What is being asked: Reproduce the listing below verbatim.

— BEGIN Data for this task —

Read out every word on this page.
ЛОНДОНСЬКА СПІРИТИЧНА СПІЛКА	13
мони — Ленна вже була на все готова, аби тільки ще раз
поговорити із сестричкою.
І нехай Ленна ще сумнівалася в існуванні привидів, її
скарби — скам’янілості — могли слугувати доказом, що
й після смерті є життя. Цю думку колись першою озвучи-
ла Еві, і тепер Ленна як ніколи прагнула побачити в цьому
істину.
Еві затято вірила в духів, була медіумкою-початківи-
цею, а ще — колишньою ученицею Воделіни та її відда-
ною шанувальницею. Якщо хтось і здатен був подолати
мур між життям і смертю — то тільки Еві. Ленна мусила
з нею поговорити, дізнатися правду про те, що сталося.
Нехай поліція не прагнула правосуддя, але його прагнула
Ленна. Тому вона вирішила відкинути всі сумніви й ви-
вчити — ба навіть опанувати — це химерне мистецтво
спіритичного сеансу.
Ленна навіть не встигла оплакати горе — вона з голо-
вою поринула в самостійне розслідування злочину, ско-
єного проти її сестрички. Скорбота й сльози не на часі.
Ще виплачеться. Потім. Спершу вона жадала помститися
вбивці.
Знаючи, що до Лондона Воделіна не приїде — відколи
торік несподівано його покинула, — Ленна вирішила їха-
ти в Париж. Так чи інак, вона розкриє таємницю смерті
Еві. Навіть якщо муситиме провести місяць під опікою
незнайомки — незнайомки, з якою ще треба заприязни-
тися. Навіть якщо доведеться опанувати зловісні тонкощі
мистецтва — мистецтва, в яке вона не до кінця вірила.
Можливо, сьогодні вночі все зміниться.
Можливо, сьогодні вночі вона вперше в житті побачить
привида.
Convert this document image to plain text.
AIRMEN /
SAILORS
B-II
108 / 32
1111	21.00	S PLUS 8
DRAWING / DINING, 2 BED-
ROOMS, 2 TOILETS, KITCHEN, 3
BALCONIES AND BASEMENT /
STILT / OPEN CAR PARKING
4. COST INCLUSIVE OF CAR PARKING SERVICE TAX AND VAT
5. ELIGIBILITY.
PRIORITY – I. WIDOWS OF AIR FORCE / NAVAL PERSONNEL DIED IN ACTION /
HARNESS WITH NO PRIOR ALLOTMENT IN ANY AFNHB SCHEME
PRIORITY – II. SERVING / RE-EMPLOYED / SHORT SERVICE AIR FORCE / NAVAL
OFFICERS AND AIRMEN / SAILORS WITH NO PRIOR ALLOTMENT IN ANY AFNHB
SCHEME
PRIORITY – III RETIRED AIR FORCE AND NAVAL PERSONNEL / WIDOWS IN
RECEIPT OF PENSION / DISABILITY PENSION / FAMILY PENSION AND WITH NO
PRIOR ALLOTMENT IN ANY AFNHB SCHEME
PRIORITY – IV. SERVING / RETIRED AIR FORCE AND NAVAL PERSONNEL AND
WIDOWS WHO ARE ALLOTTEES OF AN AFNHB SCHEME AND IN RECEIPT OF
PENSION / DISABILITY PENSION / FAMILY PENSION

— END Data for this task —

Exercise response:
Read out every word on this page.
ЛОНДОНСЬКА СПІРИТИЧНА СПІЛКА	13
мони — Ленна вже була на все готова, аби тільки ще раз
поговорити із сестричкою.
І нехай Ленна ще сумнівалася в існуванні привидів, її
скарби — скам’янілості — могли слугувати доказом, що
й після смерті є життя. Цю думку колись першою озвучи-
ла Еві, і тепер Ленна як ніколи прагнула побачити в цьому
істину.
Еві затято вірила в духів, була медіумкою-початківи-
цею, а ще — колишньою ученицею Воделіни та її відда-
ною шанувальницею. Якщо хтось і здатен був подолати
мур між життям і смертю — то тільки Еві. Ленна мусила
з нею поговорити, дізнатися правду про те, що сталося.
Нехай поліція не прагнула правосуддя, але його прагнула
Ленна. Тому вона вирішила відкинути всі сумніви й ви-
вчити — ба навіть опанувати — це химерне мистецтво
спіритичного сеансу.
Ленна навіть не встигла оплакати горе — вона з голо-
вою поринула в самостійне розслідування злочину, ско-
єного проти її сестрички. Скорбота й сльози не на часі.
Ще виплачеться. Потім. Спершу вона жадала помститися
вбивці.
Знаючи, що до Лондона Воделіна не приїде — відколи
торік несподівано його покинула, — Ленна вирішила їха-
ти в Париж. Так чи інак, вона розкриє таємницю смерті
Еві. Навіть якщо муситиме провести місяць під опікою
незнайомки — незнайомки, з якою ще треба заприязни-
тися. Навіть якщо доведеться опанувати зловісні тонкощі
мистецтва — мистецтва, в яке вона не до кінця вірила.
Можливо, сьогодні вночі все зміниться.
Можливо, сьогодні вночі вона вперше в житті побачить
привида.
Convert this document image to plain text.
AIRMEN /
SAILORS
B-II
108 / 32
1111	21.00	S PLUS 8
DRAWING / DINING, 2 BED-
ROOMS, 2 TOILETS, KITCHEN, 3
BALCONIES AND BASEMENT /
STILT / OPEN CAR PARKING
4. COST INCLUSIVE OF CAR PARKING SERVICE TAX AND VAT
5. ELIGIBILITY.
PRIORITY – I. WIDOWS OF AIR FORCE / NAVAL PERSONNEL DIED IN ACTION /
HARNESS WITH NO PRIOR ALLOTMENT IN ANY AFNHB SCHEME
PRIORITY – II. SERVING / RE-EMPLOYED / SHORT SERVICE AIR FORCE / NAVAL
OFFICERS AND AIRMEN / SAILORS WITH NO PRIOR ALLOTMENT IN ANY AFNHB
SCHEME
PRIORITY – III RETIRED AIR FORCE AND NAVAL PERSONNEL / WIDOWS IN
RECEIPT OF PENSION / DISABILITY PENSION / FAMILY PENSION AND WITH NO
PRIOR ALLOTMENT IN ANY AFNHB SCHEME
PRIORITY – IV. SERVING / RETIRED AIR FORCE AND NAVAL PERSONNEL AND
WIDOWS WHO ARE ALLOTTEES OF AN AFNHB SCHEME AND IN RECEIPT OF
PENSION / DISABILITY PENSION / FAMILY PENSION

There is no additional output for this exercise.